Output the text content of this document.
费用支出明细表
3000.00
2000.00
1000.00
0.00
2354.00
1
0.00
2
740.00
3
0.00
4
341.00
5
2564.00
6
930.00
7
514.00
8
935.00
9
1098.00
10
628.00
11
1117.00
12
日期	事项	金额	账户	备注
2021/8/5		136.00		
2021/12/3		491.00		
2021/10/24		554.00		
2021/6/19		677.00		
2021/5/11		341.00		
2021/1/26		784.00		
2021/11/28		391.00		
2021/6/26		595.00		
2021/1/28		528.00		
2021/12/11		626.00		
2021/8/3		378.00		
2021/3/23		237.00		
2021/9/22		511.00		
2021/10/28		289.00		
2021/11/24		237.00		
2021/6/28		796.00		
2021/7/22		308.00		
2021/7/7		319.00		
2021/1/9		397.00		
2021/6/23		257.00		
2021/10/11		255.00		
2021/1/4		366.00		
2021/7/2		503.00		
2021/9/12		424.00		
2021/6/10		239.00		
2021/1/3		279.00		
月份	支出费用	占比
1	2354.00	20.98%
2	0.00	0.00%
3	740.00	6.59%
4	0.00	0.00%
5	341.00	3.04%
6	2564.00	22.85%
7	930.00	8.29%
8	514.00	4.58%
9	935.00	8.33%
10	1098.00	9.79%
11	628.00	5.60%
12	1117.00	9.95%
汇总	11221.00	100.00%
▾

==============================

▶ **TASK DETAILS**
Extract each entry in full and write it down exactly.

▶ **FINAL RESULT**
Output the text content of this document.
费用支出明细表
3000.00
2000.00
1000.00
0.00
2354.00
1
0.00
2
740.00
3
0.00
4
341.00
5
2564.00
6
930.00
7
514.00
8
935.00
9
1098.00
10
628.00
11
1117.00
12
日期	事项	金额	账户	备注
2021/8/5		136.00		
2021/12/3		491.00		
2021/10/24		554.00		
2021/6/19		677.00		
2021/5/11		341.00		
2021/1/26		784.00		
2021/11/28		391.00		
2021/6/26		595.00		
2021/1/28		528.00		
2021/12/11		626.00		
2021/8/3		378.00		
2021/3/23		237.00		
2021/9/22		511.00		
2021/10/28		289.00		
2021/11/24		237.00		
2021/6/28		796.00		
2021/7/22		308.00		
2021/7/7		319.00		
2021/1/9		397.00		
2021/6/23		257.00		
2021/10/11		255.00		
2021/1/4		366.00		
2021/7/2		503.00		
2021/9/12		424.00		
2021/6/10		239.00		
2021/1/3		279.00		
月份	支出费用	占比
1	2354.00	20.98%
2	0.00	0.00%
3	740.00	6.59%
4	0.00	0.00%
5	341.00	3.04%
6	2564.00	22.85%
7	930.00	8.29%
8	514.00	4.58%
9	935.00	8.33%
10	1098.00	9.79%
11	628.00	5.60%
12	1117.00	9.95%
汇总	11221.00	100.00%
▾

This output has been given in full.